▸ WRITTEN REQUEST
Copy out the listing exactly.

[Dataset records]
## BEGIN
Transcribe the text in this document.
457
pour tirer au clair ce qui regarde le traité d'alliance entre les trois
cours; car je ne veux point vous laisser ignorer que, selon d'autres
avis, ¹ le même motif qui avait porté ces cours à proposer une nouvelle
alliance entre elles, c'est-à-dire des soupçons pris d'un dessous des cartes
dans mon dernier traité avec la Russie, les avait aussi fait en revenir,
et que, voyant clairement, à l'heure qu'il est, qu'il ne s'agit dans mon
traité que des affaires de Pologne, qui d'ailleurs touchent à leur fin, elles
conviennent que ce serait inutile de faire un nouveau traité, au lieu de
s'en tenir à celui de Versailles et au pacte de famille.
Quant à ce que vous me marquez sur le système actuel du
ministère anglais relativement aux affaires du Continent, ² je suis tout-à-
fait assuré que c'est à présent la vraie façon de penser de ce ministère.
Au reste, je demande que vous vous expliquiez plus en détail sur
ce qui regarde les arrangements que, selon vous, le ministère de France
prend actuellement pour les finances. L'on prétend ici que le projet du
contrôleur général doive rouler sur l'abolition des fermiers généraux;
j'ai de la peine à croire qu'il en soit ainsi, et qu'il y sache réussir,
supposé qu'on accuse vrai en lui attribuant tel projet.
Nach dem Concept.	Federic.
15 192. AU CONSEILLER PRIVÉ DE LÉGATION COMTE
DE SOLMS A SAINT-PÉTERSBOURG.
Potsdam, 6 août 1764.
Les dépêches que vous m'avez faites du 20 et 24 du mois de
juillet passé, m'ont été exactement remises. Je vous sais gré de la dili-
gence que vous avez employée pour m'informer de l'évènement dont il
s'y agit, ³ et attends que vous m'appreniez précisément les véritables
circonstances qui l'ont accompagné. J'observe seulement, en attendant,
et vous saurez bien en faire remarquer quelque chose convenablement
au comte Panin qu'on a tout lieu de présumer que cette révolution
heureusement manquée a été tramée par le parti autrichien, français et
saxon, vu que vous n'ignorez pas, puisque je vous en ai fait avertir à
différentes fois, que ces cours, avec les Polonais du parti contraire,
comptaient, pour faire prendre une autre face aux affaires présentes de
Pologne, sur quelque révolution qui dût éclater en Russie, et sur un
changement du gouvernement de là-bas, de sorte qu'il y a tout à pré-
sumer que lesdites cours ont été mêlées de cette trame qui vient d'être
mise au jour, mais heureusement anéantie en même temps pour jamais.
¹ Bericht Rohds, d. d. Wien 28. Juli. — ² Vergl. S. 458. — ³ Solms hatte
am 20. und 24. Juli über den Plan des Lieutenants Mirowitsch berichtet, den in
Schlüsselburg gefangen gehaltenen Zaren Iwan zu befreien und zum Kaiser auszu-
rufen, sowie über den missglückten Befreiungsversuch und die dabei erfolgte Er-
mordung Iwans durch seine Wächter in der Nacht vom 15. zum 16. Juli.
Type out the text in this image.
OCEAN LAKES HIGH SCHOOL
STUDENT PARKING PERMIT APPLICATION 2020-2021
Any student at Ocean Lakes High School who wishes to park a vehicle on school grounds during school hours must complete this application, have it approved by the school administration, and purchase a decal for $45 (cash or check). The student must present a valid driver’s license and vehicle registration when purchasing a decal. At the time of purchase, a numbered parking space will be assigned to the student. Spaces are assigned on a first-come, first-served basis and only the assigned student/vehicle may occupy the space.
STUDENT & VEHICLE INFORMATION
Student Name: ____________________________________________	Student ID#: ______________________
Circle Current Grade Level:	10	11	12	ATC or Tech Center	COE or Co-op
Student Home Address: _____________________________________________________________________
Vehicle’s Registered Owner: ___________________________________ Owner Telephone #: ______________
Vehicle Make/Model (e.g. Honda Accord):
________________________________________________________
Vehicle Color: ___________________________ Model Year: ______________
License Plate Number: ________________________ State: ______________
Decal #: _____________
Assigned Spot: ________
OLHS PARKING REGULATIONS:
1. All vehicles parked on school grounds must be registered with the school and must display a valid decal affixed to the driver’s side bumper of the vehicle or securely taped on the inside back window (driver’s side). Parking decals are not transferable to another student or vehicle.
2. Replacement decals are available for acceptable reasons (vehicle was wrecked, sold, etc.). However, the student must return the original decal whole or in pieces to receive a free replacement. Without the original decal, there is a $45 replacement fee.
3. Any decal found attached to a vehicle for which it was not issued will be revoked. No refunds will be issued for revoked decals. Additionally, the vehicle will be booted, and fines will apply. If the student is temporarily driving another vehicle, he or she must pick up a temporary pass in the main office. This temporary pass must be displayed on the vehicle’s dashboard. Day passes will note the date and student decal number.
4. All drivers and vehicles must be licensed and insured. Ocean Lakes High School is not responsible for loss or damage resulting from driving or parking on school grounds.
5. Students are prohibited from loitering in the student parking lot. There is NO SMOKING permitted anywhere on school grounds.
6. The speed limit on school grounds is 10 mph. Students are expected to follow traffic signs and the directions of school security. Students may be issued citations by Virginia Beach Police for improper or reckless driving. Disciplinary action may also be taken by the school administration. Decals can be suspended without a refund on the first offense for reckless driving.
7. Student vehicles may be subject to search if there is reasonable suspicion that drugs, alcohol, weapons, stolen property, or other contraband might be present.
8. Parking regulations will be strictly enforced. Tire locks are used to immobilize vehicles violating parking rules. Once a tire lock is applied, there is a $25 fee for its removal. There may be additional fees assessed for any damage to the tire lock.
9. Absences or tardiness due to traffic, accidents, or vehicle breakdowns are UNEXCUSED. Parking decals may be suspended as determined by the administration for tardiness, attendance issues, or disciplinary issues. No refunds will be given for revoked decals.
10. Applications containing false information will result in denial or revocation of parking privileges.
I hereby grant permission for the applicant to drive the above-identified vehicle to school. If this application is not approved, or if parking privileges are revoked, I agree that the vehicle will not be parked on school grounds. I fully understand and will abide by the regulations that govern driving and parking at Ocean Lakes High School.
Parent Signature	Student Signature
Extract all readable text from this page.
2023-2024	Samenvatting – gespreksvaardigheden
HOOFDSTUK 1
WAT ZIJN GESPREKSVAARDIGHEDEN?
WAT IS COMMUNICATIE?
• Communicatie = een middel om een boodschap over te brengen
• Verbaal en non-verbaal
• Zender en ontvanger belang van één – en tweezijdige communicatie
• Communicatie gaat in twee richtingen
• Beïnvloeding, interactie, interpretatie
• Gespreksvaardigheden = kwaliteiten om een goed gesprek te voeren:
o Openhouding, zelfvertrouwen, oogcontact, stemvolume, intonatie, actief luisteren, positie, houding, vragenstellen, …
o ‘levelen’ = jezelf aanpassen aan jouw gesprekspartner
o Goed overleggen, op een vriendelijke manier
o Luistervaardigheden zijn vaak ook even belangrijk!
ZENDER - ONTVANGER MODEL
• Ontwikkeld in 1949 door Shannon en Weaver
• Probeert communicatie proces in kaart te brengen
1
## END
▸ WRITTEN ANSWER
Transcribe the text in this document.
457
pour tirer au clair ce qui regarde le traité d'alliance entre les trois
cours; car je ne veux point vous laisser ignorer que, selon d'autres
avis, ¹ le même motif qui avait porté ces cours à proposer une nouvelle
alliance entre elles, c'est-à-dire des soupçons pris d'un dessous des cartes
dans mon dernier traité avec la Russie, les avait aussi fait en revenir,
et que, voyant clairement, à l'heure qu'il est, qu'il ne s'agit dans mon
traité que des affaires de Pologne, qui d'ailleurs touchent à leur fin, elles
conviennent que ce serait inutile de faire un nouveau traité, au lieu de
s'en tenir à celui de Versailles et au pacte de famille.
Quant à ce que vous me marquez sur le système actuel du
ministère anglais relativement aux affaires du Continent, ² je suis tout-à-
fait assuré que c'est à présent la vraie façon de penser de ce ministère.
Au reste, je demande que vous vous expliquiez plus en détail sur
ce qui regarde les arrangements que, selon vous, le ministère de France
prend actuellement pour les finances. L'on prétend ici que le projet du
contrôleur général doive rouler sur l'abolition des fermiers généraux;
j'ai de la peine à croire qu'il en soit ainsi, et qu'il y sache réussir,
supposé qu'on accuse vrai en lui attribuant tel projet.
Nach dem Concept.	Federic.
15 192. AU CONSEILLER PRIVÉ DE LÉGATION COMTE
DE SOLMS A SAINT-PÉTERSBOURG.
Potsdam, 6 août 1764.
Les dépêches que vous m'avez faites du 20 et 24 du mois de
juillet passé, m'ont été exactement remises. Je vous sais gré de la dili-
gence que vous avez employée pour m'informer de l'évènement dont il
s'y agit, ³ et attends que vous m'appreniez précisément les véritables
circonstances qui l'ont accompagné. J'observe seulement, en attendant,
et vous saurez bien en faire remarquer quelque chose convenablement
au comte Panin qu'on a tout lieu de présumer que cette révolution
heureusement manquée a été tramée par le parti autrichien, français et
saxon, vu que vous n'ignorez pas, puisque je vous en ai fait avertir à
différentes fois, que ces cours, avec les Polonais du parti contraire,
comptaient, pour faire prendre une autre face aux affaires présentes de
Pologne, sur quelque révolution qui dût éclater en Russie, et sur un
changement du gouvernement de là-bas, de sorte qu'il y a tout à pré-
sumer que lesdites cours ont été mêlées de cette trame qui vient d'être
mise au jour, mais heureusement anéantie en même temps pour jamais.
¹ Bericht Rohds, d. d. Wien 28. Juli. — ² Vergl. S. 458. — ³ Solms hatte
am 20. und 24. Juli über den Plan des Lieutenants Mirowitsch berichtet, den in
Schlüsselburg gefangen gehaltenen Zaren Iwan zu befreien und zum Kaiser auszu-
rufen, sowie über den missglückten Befreiungsversuch und die dabei erfolgte Er-
mordung Iwans durch seine Wächter in der Nacht vom 15. zum 16. Juli.
Type out the text in this image.
OCEAN LAKES HIGH SCHOOL
STUDENT PARKING PERMIT APPLICATION 2020-2021
Any student at Ocean Lakes High School who wishes to park a vehicle on school grounds during school hours must complete this application, have it approved by the school administration, and purchase a decal for $45 (cash or check). The student must present a valid driver’s license and vehicle registration when purchasing a decal. At the time of purchase, a numbered parking space will be assigned to the student. Spaces are assigned on a first-come, first-served basis and only the assigned student/vehicle may occupy the space.
STUDENT & VEHICLE INFORMATION
Student Name: ____________________________________________	Student ID#: ______________________
Circle Current Grade Level:	10	11	12	ATC or Tech Center	COE or Co-op
Student Home Address: _____________________________________________________________________
Vehicle’s Registered Owner: ___________________________________ Owner Telephone #: ______________
Vehicle Make/Model (e.g. Honda Accord):
________________________________________________________
Vehicle Color: ___________________________ Model Year: ______________
License Plate Number: ________________________ State: ______________
Decal #: _____________
Assigned Spot: ________
OLHS PARKING REGULATIONS:
1. All vehicles parked on school grounds must be registered with the school and must display a valid decal affixed to the driver’s side bumper of the vehicle or securely taped on the inside back window (driver’s side). Parking decals are not transferable to another student or vehicle.
2. Replacement decals are available for acceptable reasons (vehicle was wrecked, sold, etc.). However, the student must return the original decal whole or in pieces to receive a free replacement. Without the original decal, there is a $45 replacement fee.
3. Any decal found attached to a vehicle for which it was not issued will be revoked. No refunds will be issued for revoked decals. Additionally, the vehicle will be booted, and fines will apply. If the student is temporarily driving another vehicle, he or she must pick up a temporary pass in the main office. This temporary pass must be displayed on the vehicle’s dashboard. Day passes will note the date and student decal number.
4. All drivers and vehicles must be licensed and insured. Ocean Lakes High School is not responsible for loss or damage resulting from driving or parking on school grounds.
5. Students are prohibited from loitering in the student parking lot. There is NO SMOKING permitted anywhere on school grounds.
6. The speed limit on school grounds is 10 mph. Students are expected to follow traffic signs and the directions of school security. Students may be issued citations by Virginia Beach Police for improper or reckless driving. Disciplinary action may also be taken by the school administration. Decals can be suspended without a refund on the first offense for reckless driving.
7. Student vehicles may be subject to search if there is reasonable suspicion that drugs, alcohol, weapons, stolen property, or other contraband might be present.
8. Parking regulations will be strictly enforced. Tire locks are used to immobilize vehicles violating parking rules. Once a tire lock is applied, there is a $25 fee for its removal. There may be additional fees assessed for any damage to the tire lock.
9. Absences or tardiness due to traffic, accidents, or vehicle breakdowns are UNEXCUSED. Parking decals may be suspended as determined by the administration for tardiness, attendance issues, or disciplinary issues. No refunds will be given for revoked decals.
10. Applications containing false information will result in denial or revocation of parking privileges.
I hereby grant permission for the applicant to drive the above-identified vehicle to school. If this application is not approved, or if parking privileges are revoked, I agree that the vehicle will not be parked on school grounds. I fully understand and will abide by the regulations that govern driving and parking at Ocean Lakes High School.
Parent Signature	Student Signature
Extract all readable text from this page.
2023-2024	Samenvatting – gespreksvaardigheden
HOOFDSTUK 1
WAT ZIJN GESPREKSVAARDIGHEDEN?
WAT IS COMMUNICATIE?
• Communicatie = een middel om een boodschap over te brengen
• Verbaal en non-verbaal
• Zender en ontvanger belang van één – en tweezijdige communicatie
• Communicatie gaat in twee richtingen
• Beïnvloeding, interactie, interpretatie
• Gespreksvaardigheden = kwaliteiten om een goed gesprek te voeren:
o Openhouding, zelfvertrouwen, oogcontact, stemvolume, intonatie, actief luisteren, positie, houding, vragenstellen, …
o ‘levelen’ = jezelf aanpassen aan jouw gesprekspartner
o Goed overleggen, op een vriendelijke manier
o Luistervaardigheden zijn vaak ook even belangrijk!
ZENDER - ONTVANGER MODEL
• Ontwikkeld in 1949 door Shannon en Weaver
• Probeert communicatie proces in kaart te brengen
1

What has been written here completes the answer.